### DIRECTIONS FOR THIS TASK
Drop all images and give the records again exactly.

### SUPPLIED MATERIAL
--*--

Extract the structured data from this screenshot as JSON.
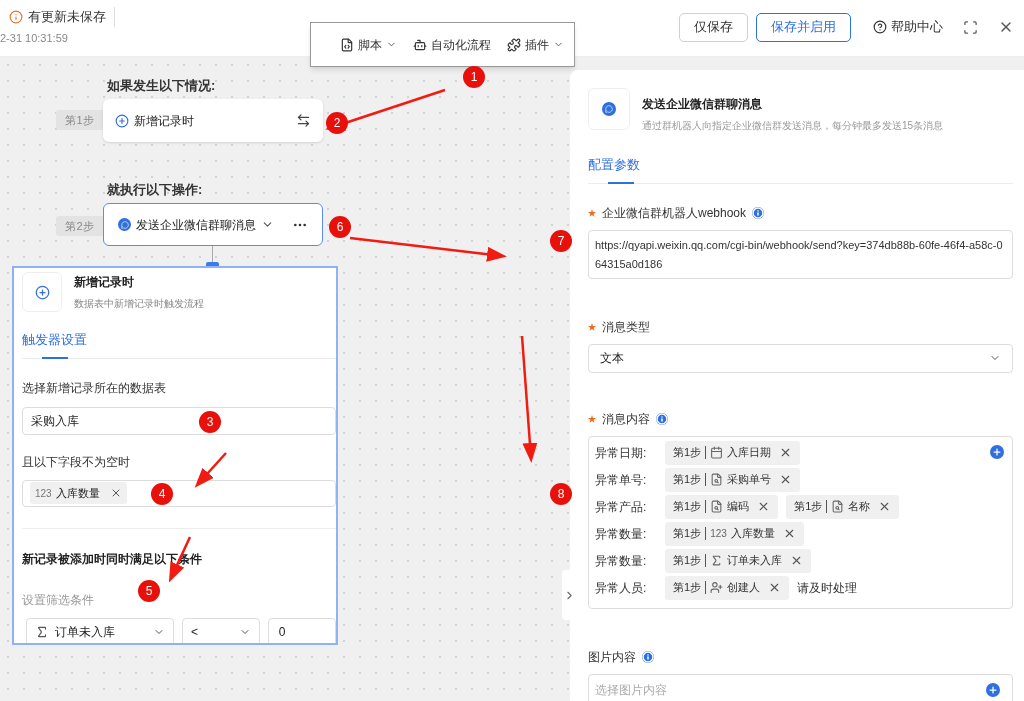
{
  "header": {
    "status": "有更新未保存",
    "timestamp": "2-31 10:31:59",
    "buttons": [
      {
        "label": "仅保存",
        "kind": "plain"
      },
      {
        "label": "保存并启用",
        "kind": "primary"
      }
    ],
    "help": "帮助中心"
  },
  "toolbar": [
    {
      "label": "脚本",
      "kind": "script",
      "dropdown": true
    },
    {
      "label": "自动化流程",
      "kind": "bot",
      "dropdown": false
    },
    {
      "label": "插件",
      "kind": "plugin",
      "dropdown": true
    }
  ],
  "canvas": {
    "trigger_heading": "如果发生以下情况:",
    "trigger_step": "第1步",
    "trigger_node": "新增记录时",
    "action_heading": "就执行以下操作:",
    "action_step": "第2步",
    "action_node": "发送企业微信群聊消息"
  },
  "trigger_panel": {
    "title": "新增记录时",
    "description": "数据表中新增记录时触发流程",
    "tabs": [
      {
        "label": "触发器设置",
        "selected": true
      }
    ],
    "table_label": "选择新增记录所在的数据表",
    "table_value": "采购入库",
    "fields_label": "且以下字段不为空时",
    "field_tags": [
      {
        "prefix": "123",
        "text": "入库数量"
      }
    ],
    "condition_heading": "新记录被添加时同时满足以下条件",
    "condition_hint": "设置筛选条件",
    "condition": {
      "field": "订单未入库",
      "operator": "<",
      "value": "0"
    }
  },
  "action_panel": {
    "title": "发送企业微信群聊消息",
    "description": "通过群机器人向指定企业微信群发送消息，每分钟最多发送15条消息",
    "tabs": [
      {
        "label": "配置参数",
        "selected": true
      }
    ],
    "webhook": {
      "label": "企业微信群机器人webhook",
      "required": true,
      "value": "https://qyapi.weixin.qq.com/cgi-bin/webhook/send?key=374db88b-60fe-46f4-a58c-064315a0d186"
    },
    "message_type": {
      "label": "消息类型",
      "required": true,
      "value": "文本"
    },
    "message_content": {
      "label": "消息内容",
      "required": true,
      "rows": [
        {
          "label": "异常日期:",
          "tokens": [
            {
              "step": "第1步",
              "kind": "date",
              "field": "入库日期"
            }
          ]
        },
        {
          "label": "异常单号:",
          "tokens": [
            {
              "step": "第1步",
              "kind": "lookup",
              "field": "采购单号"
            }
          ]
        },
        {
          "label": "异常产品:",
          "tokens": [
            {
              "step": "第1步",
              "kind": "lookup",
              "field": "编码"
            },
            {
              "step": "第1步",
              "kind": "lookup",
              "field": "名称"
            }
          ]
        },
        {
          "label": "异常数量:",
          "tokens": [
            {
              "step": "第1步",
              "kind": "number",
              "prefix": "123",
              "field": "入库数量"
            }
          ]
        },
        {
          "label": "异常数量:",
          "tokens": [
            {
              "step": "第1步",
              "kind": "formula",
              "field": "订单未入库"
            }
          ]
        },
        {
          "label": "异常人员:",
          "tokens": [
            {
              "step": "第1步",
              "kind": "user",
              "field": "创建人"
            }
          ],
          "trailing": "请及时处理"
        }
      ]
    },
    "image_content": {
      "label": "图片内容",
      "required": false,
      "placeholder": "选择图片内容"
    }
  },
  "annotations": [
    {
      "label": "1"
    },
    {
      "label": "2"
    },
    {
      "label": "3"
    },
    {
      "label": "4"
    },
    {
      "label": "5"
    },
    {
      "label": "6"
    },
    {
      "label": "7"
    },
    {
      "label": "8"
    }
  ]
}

--*--

### RESULT BELOW
Extract the structured data from this screenshot as JSON.
{
  "header": {
    "status": "有更新未保存",
    "timestamp": "2-31 10:31:59",
    "buttons": [
      {
        "label": "仅保存",
        "kind": "plain"
      },
      {
        "label": "保存并启用",
        "kind": "primary"
      }
    ],
    "help": "帮助中心"
  },
  "toolbar": [
    {
      "label": "脚本",
      "kind": "script",
      "dropdown": true
    },
    {
      "label": "自动化流程",
      "kind": "bot",
      "dropdown": false
    },
    {
      "label": "插件",
      "kind": "plugin",
      "dropdown": true
    }
  ],
  "canvas": {
    "trigger_heading": "如果发生以下情况:",
    "trigger_step": "第1步",
    "trigger_node": "新增记录时",
    "action_heading": "就执行以下操作:",
    "action_step": "第2步",
    "action_node": "发送企业微信群聊消息"
  },
  "trigger_panel": {
    "title": "新增记录时",
    "description": "数据表中新增记录时触发流程",
    "tabs": [
      {
        "label": "触发器设置",
        "selected": true
      }
    ],
    "table_label": "选择新增记录所在的数据表",
    "table_value": "采购入库",
    "fields_label": "且以下字段不为空时",
    "field_tags": [
      {
        "prefix": "123",
        "text": "入库数量"
      }
    ],
    "condition_heading": "新记录被添加时同时满足以下条件",
    "condition_hint": "设置筛选条件",
    "condition": {
      "field": "订单未入库",
      "operator": "<",
      "value": "0"
    }
  },
  "action_panel": {
    "title": "发送企业微信群聊消息",
    "description": "通过群机器人向指定企业微信群发送消息，每分钟最多发送15条消息",
    "tabs": [
      {
        "label": "配置参数",
        "selected": true
      }
    ],
    "webhook": {
      "label": "企业微信群机器人webhook",
      "required": true,
      "value": "https://qyapi.weixin.qq.com/cgi-bin/webhook/send?key=374db88b-60fe-46f4-a58c-064315a0d186"
    },
    "message_type": {
      "label": "消息类型",
      "required": true,
      "value": "文本"
    },
    "message_content": {
      "label": "消息内容",
      "required": true,
      "rows": [
        {
          "label": "异常日期:",
          "tokens": [
            {
              "step": "第1步",
              "kind": "date",
              "field": "入库日期"
            }
          ]
        },
        {
          "label": "异常单号:",
          "tokens": [
            {
              "step": "第1步",
              "kind": "lookup",
              "field": "采购单号"
            }
          ]
        },
        {
          "label": "异常产品:",
          "tokens": [
            {
              "step": "第1步",
              "kind": "lookup",
              "field": "编码"
            },
            {
              "step": "第1步",
              "kind": "lookup",
              "field": "名称"
            }
          ]
        },
        {
          "label": "异常数量:",
          "tokens": [
            {
              "step": "第1步",
              "kind": "number",
              "prefix": "123",
              "field": "入库数量"
            }
          ]
        },
        {
          "label": "异常数量:",
          "tokens": [
            {
              "step": "第1步",
              "kind": "formula",
              "field": "订单未入库"
            }
          ]
        },
        {
          "label": "异常人员:",
          "tokens": [
            {
              "step": "第1步",
              "kind": "user",
              "field": "创建人"
            }
          ],
          "trailing": "请及时处理"
        }
      ]
    },
    "image_content": {
      "label": "图片内容",
      "required": false,
      "placeholder": "选择图片内容"
    }
  },
  "annotations": [
    {
      "label": "1"
    },
    {
      "label": "2"
    },
    {
      "label": "3"
    },
    {
      "label": "4"
    },
    {
      "label": "5"
    },
    {
      "label": "6"
    },
    {
      "label": "7"
    },
    {
      "label": "8"
    }
  ]
}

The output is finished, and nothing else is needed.